■ DATA LINES ■

-=-=-=-=-

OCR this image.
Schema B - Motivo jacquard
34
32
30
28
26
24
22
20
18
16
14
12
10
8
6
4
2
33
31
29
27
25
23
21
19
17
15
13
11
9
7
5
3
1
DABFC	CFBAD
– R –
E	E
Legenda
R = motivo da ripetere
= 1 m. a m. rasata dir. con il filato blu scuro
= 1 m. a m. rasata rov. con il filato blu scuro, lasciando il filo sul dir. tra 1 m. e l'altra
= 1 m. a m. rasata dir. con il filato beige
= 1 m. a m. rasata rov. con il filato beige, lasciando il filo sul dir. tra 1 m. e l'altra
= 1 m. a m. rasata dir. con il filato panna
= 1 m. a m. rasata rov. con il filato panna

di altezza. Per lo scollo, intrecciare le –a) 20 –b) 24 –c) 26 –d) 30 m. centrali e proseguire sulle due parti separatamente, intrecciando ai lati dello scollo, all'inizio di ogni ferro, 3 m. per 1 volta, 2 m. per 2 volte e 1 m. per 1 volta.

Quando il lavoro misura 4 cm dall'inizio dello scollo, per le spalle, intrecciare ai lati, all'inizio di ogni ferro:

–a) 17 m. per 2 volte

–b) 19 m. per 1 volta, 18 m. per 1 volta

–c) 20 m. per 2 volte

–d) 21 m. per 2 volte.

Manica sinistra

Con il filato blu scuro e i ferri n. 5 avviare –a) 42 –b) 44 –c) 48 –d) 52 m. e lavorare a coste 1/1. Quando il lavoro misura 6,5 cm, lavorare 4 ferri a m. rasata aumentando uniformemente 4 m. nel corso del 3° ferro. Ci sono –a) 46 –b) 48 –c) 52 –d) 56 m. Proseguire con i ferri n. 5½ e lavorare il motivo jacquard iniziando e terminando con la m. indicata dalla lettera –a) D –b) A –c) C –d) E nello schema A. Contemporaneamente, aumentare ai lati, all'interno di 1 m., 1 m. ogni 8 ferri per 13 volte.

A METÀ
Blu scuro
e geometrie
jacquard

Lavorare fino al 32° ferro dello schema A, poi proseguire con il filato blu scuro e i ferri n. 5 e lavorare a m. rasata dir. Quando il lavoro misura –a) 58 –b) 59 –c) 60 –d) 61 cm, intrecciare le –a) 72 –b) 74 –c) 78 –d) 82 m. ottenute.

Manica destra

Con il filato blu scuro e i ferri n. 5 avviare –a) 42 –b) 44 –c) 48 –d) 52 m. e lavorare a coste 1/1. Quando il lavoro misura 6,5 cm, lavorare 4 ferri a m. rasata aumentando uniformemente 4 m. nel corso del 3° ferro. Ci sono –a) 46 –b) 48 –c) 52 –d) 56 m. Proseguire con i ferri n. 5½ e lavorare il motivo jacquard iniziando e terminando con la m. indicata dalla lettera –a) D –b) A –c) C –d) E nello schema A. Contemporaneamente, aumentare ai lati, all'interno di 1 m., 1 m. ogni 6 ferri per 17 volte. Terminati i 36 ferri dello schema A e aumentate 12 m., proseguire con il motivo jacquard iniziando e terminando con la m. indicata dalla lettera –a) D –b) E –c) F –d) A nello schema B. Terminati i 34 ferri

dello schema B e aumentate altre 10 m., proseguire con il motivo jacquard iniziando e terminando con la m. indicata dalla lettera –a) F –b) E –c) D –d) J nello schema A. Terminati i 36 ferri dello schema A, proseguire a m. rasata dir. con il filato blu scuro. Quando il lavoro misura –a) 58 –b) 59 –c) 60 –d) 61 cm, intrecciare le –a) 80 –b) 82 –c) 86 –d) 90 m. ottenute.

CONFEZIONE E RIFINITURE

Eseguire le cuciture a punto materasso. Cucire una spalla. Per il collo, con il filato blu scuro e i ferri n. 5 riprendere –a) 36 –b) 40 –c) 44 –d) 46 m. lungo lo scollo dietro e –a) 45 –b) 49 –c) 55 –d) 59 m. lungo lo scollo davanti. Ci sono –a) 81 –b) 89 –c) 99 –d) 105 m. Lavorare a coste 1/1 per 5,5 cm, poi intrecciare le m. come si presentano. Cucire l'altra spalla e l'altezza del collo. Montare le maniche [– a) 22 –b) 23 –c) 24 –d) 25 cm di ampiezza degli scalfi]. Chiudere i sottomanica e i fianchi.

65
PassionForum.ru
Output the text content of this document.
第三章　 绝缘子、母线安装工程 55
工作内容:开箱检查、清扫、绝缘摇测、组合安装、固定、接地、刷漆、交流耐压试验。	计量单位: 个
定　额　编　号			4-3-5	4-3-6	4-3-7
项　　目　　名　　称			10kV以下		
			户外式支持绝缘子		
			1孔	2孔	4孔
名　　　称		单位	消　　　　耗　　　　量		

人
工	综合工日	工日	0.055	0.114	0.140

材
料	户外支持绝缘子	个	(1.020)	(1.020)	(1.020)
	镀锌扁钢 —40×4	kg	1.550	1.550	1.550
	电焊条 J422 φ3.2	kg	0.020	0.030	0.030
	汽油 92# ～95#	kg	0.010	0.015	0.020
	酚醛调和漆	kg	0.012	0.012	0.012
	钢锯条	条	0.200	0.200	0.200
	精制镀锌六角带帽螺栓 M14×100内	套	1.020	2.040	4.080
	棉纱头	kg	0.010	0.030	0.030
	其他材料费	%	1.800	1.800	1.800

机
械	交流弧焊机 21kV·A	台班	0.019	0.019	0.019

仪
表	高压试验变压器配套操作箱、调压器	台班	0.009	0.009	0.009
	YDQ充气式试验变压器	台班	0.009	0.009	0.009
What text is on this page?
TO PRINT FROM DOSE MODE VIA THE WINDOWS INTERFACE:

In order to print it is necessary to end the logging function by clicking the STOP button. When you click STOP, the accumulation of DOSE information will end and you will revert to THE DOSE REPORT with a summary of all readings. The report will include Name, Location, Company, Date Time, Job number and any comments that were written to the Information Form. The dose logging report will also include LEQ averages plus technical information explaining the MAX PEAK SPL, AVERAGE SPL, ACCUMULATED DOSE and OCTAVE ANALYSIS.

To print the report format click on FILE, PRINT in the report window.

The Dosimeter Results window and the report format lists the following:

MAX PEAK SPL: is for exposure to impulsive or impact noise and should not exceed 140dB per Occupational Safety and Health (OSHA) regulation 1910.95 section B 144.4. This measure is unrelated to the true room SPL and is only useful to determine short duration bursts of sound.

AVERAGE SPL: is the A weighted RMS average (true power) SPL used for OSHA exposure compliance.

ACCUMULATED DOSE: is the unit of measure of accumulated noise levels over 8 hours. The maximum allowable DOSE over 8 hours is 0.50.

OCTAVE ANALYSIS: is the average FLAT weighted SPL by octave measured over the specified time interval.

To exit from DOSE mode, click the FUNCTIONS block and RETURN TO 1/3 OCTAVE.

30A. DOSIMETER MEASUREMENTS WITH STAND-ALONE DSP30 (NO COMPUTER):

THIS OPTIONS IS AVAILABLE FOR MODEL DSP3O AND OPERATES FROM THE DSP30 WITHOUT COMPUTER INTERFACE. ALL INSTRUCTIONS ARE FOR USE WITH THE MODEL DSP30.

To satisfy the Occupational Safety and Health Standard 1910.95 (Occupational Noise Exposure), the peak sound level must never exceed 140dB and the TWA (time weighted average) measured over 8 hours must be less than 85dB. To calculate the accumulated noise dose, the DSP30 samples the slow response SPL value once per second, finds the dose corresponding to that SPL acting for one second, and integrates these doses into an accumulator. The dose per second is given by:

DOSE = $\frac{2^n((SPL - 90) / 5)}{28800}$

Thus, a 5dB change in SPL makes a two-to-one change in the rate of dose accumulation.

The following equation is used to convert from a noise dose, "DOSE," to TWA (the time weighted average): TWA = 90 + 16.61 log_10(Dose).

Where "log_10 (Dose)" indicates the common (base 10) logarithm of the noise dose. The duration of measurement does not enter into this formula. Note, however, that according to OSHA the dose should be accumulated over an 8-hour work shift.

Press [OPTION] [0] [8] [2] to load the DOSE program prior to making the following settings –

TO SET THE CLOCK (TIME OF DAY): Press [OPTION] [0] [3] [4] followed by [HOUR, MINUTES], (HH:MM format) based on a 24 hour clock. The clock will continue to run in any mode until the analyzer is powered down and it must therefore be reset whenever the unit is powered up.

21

-=-=-=-=-

■ TASK DIRECTIONS ■
Select all lines with the word "duration" from the entries above.

■ RIGHT ANSWER ■
MAX PEAK SPL: is for exposure to impulsive or impact noise and should not exceed 140dB per Occupational Safety and Health (OSHA) regulation 1910.95 section B 144.4. This measure is unrelated to the true room SPL and is only useful to determine short duration bursts of sound.
Where "log_10 (Dose)" indicates the common (base 10) logarithm of the noise dose. The duration of measurement does not enter into this formula. Note, however, that according to OSHA the dose should be accumulated over an 8-hour work shift.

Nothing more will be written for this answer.